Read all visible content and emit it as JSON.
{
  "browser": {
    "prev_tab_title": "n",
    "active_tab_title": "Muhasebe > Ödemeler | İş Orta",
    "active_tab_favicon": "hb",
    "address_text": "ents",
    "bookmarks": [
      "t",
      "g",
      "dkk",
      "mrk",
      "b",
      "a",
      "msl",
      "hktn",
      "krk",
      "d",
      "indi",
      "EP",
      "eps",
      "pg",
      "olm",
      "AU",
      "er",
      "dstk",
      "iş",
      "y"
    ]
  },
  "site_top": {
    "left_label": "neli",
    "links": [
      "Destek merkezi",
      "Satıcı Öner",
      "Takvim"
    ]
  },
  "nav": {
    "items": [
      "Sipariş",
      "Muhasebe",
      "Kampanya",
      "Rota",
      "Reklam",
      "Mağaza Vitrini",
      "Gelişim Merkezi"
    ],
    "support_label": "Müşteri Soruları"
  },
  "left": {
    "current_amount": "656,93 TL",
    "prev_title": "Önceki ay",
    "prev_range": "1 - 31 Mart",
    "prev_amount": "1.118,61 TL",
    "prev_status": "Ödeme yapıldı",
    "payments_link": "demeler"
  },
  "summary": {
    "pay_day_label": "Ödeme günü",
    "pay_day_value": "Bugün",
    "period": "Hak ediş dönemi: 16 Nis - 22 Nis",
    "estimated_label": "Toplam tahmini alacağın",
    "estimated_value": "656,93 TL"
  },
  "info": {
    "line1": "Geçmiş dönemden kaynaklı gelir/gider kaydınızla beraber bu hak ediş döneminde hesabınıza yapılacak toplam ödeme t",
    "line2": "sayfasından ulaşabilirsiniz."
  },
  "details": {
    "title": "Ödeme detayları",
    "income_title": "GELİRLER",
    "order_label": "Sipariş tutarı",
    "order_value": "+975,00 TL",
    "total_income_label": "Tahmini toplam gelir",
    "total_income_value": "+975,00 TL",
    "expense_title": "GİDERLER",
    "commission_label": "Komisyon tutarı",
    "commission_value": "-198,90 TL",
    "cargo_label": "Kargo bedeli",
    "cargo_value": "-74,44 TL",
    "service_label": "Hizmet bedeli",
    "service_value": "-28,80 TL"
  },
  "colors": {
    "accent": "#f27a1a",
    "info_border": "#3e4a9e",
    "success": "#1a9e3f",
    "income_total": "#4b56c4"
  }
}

§

Task objective => Copy out the whole listing exactly; please set it all down.

Response to this exercise =>
Read all visible content and emit it as JSON.
{
  "browser": {
    "prev_tab_title": "n",
    "active_tab_title": "Muhasebe > Ödemeler | İş Orta",
    "active_tab_favicon": "hb",
    "address_text": "ents",
    "bookmarks": [
      "t",
      "g",
      "dkk",
      "mrk",
      "b",
      "a",
      "msl",
      "hktn",
      "krk",
      "d",
      "indi",
      "EP",
      "eps",
      "pg",
      "olm",
      "AU",
      "er",
      "dstk",
      "iş",
      "y"
    ]
  },
  "site_top": {
    "left_label": "neli",
    "links": [
      "Destek merkezi",
      "Satıcı Öner",
      "Takvim"
    ]
  },
  "nav": {
    "items": [
      "Sipariş",
      "Muhasebe",
      "Kampanya",
      "Rota",
      "Reklam",
      "Mağaza Vitrini",
      "Gelişim Merkezi"
    ],
    "support_label": "Müşteri Soruları"
  },
  "left": {
    "current_amount": "656,93 TL",
    "prev_title": "Önceki ay",
    "prev_range": "1 - 31 Mart",
    "prev_amount": "1.118,61 TL",
    "prev_status": "Ödeme yapıldı",
    "payments_link": "demeler"
  },
  "summary": {
    "pay_day_label": "Ödeme günü",
    "pay_day_value": "Bugün",
    "period": "Hak ediş dönemi: 16 Nis - 22 Nis",
    "estimated_label": "Toplam tahmini alacağın",
    "estimated_value": "656,93 TL"
  },
  "info": {
    "line1": "Geçmiş dönemden kaynaklı gelir/gider kaydınızla beraber bu hak ediş döneminde hesabınıza yapılacak toplam ödeme t",
    "line2": "sayfasından ulaşabilirsiniz."
  },
  "details": {
    "title": "Ödeme detayları",
    "income_title": "GELİRLER",
    "order_label": "Sipariş tutarı",
    "order_value": "+975,00 TL",
    "total_income_label": "Tahmini toplam gelir",
    "total_income_value": "+975,00 TL",
    "expense_title": "GİDERLER",
    "commission_label": "Komisyon tutarı",
    "commission_value": "-198,90 TL",
    "cargo_label": "Kargo bedeli",
    "cargo_value": "-74,44 TL",
    "service_label": "Hizmet bedeli",
    "service_value": "-28,80 TL"
  },
  "colors": {
    "accent": "#f27a1a",
    "info_border": "#3e4a9e",
    "success": "#1a9e3f",
    "income_total": "#4b56c4"
  }
}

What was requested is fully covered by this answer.